▶ [Stated problem]: Find every line in the records below that holds the word "selection" and copy it.

[Items from a data source]
++++++++++++++++++++
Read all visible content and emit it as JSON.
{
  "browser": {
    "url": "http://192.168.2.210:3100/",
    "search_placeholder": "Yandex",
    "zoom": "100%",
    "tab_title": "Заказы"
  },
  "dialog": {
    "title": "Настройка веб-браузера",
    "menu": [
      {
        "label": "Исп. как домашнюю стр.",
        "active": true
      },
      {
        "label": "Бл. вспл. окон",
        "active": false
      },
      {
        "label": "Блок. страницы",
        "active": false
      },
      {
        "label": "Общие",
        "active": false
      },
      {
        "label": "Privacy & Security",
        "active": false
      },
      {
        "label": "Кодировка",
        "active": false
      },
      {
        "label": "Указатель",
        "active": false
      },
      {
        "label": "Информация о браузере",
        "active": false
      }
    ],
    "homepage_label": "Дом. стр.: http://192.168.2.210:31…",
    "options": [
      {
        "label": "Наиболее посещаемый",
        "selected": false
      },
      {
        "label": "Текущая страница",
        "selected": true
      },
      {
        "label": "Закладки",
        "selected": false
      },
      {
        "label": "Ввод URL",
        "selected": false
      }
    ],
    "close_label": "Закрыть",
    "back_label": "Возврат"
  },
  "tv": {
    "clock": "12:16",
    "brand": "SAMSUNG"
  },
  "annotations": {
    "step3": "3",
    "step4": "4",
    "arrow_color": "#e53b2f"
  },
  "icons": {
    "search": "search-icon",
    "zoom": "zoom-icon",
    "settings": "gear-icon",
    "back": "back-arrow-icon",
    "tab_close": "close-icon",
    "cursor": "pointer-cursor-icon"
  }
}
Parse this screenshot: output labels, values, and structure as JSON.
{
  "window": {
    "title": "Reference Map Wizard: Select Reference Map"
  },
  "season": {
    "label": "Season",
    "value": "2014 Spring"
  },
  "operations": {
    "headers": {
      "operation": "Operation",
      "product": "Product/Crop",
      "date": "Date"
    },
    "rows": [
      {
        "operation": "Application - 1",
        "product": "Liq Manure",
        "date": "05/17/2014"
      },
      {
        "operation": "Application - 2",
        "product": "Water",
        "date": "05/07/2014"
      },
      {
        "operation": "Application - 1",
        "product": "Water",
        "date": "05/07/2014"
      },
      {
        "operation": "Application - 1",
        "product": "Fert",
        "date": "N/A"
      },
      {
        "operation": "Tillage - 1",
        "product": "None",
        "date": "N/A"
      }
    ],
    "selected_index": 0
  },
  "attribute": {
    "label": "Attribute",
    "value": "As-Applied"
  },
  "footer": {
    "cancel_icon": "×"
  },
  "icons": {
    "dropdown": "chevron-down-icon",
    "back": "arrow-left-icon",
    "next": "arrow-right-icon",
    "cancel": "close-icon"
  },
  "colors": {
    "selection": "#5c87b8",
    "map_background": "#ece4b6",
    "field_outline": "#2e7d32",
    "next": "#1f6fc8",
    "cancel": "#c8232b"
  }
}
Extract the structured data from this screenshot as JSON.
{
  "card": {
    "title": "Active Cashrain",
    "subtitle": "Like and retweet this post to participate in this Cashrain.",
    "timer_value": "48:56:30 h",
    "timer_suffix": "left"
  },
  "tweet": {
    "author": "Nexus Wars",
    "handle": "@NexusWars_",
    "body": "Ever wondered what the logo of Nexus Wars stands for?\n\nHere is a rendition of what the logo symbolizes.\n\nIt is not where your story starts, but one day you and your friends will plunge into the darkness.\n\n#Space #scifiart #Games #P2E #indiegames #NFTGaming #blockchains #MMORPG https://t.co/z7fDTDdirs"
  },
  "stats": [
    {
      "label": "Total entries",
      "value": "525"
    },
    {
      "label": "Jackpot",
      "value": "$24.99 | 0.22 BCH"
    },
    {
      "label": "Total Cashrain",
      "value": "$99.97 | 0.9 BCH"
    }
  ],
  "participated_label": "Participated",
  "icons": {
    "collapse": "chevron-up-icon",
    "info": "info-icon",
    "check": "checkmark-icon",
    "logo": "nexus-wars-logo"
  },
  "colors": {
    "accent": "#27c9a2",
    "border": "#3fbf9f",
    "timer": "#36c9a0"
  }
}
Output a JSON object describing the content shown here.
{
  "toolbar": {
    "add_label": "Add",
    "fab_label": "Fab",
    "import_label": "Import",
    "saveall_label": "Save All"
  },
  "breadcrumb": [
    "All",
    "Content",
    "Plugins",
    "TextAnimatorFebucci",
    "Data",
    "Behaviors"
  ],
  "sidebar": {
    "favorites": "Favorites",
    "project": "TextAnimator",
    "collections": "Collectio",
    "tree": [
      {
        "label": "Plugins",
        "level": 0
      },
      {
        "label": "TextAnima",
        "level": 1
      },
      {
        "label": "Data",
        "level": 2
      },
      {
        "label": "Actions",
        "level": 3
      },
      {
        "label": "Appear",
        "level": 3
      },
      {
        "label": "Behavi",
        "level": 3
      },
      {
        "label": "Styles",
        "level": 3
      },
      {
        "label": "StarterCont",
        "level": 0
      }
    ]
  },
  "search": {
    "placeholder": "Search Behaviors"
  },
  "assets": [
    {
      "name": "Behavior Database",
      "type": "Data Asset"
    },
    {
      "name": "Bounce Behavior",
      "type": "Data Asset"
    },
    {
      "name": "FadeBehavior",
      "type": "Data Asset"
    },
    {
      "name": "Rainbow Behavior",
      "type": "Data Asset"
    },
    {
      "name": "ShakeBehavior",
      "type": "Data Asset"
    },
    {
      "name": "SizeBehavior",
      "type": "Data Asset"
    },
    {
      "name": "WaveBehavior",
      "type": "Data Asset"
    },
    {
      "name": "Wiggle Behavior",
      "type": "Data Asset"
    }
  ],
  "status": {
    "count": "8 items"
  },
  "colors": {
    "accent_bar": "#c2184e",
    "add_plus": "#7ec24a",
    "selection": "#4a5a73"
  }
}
++++++++++++++++++++
▶ [The reply]:
    "selection": "#5c87b8",
    "selection": "#4a5a73"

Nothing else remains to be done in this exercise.